Would you transcribe the listing that follows, character for character, and omit its images?
___ Supplied material
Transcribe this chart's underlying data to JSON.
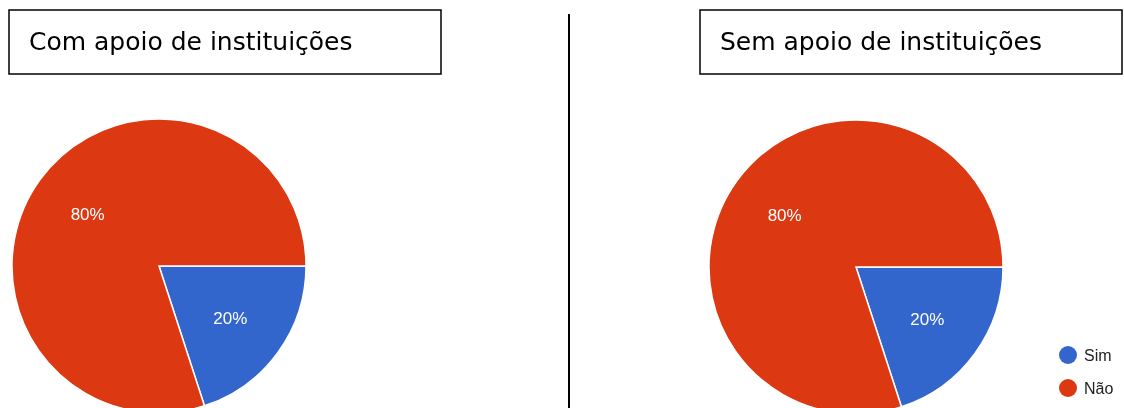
{
  "chart_data": [
    {
      "type": "pie",
      "title": "Com apoio de instituições",
      "categories": [
        null,
        null
      ],
      "values": [
        20,
        80
      ],
      "value_labels": [
        "20%",
        "80%"
      ],
      "colors": [
        "#3366cc",
        "#dc3912"
      ],
      "legend": false
    },
    {
      "type": "pie",
      "title": "Sem apoio de instituições",
      "categories": [
        "Sim",
        "Não"
      ],
      "values": [
        20,
        80
      ],
      "value_labels": [
        "20%",
        "80%"
      ],
      "colors": [
        "#3366cc",
        "#dc3912"
      ],
      "legend": "bottom right"
    }
  ]
}
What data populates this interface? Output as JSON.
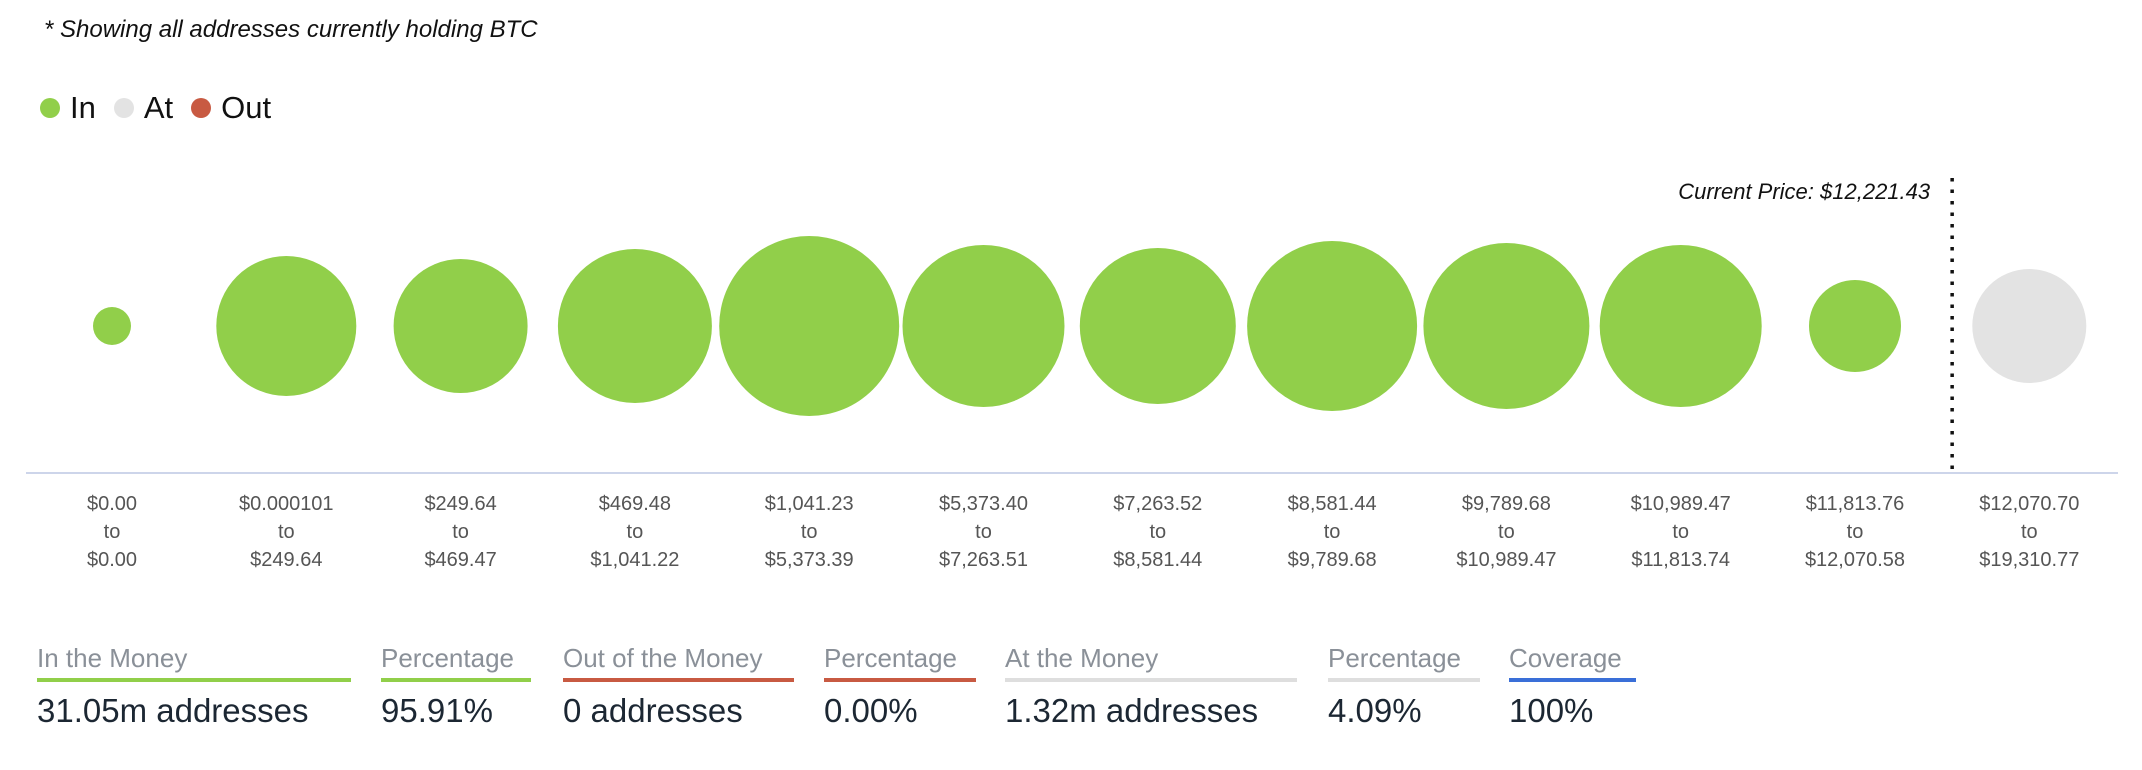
______
» Correct answer:
Transcribe this chart's underlying data to JSON.
{
  "chart_data": [
    {
      "type": "pie",
      "title": "Com apoio de instituições",
      "categories": [
        null,
        null
      ],
      "values": [
        20,
        80
      ],
      "value_labels": [
        "20%",
        "80%"
      ],
      "colors": [
        "#3366cc",
        "#dc3912"
      ],
      "legend": false
    },
    {
      "type": "pie",
      "title": "Sem apoio de instituições",
      "categories": [
        "Sim",
        "Não"
      ],
      "values": [
        20,
        80
      ],
      "value_labels": [
        "20%",
        "80%"
      ],
      "colors": [
        "#3366cc",
        "#dc3912"
      ],
      "legend": "bottom right"
    }
  ]
}
What data populates this interface? Output as JSON.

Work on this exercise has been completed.